» Job
Report how many lines contain "nettoyage", with no other words.

» Given information

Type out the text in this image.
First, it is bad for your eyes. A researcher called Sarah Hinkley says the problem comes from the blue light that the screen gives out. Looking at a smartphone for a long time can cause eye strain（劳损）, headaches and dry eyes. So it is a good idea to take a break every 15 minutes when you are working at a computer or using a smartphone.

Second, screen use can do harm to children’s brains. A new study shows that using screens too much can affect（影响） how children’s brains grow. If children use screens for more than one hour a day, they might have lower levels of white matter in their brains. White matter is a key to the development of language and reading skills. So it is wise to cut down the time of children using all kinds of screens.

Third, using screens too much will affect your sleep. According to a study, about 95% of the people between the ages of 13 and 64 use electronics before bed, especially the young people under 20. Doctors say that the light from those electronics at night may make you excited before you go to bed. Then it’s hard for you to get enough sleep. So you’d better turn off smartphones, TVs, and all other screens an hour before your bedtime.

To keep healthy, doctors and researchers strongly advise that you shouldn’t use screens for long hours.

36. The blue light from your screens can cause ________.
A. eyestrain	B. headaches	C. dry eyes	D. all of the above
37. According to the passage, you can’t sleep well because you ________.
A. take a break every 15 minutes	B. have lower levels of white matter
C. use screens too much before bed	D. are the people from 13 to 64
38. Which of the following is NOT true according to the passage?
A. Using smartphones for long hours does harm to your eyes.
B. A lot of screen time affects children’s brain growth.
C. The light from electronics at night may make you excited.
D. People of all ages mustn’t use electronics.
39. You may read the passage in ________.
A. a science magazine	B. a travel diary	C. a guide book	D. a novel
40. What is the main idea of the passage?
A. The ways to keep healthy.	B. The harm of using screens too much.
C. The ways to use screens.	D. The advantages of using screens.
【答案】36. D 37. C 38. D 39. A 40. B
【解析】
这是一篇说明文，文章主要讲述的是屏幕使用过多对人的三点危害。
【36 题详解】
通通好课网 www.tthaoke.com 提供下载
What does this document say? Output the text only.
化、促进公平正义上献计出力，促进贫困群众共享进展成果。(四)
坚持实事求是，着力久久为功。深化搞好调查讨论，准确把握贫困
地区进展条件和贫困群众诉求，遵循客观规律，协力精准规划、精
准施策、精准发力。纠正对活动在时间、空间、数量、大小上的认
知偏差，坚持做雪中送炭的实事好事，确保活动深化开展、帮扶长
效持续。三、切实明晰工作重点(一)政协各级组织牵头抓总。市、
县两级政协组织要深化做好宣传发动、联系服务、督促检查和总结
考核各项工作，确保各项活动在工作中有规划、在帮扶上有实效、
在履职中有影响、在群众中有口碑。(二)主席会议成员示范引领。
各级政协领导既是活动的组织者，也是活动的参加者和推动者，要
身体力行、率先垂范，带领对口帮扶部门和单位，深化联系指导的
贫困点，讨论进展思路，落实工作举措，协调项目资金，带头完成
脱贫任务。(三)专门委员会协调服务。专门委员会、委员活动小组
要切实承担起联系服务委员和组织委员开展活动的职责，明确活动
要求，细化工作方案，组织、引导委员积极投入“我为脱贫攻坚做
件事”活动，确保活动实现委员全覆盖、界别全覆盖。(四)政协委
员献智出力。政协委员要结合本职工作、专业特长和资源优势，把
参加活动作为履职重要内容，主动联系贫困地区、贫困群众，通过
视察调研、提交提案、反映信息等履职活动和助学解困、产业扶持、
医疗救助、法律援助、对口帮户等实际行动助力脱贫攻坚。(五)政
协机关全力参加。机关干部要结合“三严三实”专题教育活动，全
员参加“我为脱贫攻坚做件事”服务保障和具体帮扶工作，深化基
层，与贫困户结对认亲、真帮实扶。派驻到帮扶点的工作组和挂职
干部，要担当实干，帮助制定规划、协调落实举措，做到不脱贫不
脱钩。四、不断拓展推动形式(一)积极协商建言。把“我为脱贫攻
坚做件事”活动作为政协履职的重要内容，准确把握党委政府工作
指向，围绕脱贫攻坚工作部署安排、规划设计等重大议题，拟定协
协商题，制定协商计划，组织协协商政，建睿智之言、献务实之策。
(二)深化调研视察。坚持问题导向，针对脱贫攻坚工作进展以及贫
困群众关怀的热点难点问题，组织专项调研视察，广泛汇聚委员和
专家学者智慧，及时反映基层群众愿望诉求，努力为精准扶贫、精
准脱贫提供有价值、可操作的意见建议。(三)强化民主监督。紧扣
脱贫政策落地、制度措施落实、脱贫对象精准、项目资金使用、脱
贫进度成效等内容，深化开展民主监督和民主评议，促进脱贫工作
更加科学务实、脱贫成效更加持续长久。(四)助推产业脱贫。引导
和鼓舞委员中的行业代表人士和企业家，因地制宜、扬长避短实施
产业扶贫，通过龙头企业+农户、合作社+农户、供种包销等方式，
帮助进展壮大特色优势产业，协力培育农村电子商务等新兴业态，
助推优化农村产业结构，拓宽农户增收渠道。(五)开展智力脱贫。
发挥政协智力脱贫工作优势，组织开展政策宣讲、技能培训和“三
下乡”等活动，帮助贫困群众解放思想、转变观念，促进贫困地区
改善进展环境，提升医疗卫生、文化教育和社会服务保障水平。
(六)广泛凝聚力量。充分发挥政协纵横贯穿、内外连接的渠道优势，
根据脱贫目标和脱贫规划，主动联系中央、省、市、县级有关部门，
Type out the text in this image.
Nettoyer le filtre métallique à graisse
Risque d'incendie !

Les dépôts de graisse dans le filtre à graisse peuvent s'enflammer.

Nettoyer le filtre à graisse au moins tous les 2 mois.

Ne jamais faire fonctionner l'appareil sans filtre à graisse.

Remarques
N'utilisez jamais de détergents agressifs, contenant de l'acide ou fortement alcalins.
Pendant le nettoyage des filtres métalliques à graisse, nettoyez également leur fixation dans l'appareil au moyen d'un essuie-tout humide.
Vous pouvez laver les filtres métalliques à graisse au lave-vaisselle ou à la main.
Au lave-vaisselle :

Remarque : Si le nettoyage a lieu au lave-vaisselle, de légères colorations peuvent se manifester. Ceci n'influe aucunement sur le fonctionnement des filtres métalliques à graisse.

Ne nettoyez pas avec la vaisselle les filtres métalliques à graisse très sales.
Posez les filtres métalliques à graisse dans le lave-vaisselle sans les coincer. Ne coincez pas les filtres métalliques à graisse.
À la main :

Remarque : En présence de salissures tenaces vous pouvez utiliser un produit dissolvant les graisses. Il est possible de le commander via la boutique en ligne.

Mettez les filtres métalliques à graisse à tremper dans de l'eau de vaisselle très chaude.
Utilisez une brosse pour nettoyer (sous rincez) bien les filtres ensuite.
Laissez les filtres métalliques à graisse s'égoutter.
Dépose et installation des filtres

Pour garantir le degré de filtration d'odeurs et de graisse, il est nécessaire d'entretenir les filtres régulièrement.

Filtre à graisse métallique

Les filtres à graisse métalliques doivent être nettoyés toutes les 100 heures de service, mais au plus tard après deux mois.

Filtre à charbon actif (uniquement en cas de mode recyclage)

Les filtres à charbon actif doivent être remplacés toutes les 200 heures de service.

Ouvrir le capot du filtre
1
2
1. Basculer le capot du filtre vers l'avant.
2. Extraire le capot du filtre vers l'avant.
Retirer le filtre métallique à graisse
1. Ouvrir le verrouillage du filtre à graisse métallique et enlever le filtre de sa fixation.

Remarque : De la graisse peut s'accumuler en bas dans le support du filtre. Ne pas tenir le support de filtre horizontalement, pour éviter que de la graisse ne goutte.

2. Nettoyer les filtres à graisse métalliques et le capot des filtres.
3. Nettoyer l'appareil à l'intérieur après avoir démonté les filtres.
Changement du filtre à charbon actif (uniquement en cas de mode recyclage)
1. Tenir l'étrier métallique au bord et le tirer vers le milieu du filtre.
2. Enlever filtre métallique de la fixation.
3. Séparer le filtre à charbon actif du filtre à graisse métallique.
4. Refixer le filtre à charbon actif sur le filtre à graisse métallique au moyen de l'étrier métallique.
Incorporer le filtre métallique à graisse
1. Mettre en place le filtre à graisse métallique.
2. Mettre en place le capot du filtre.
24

» Result
2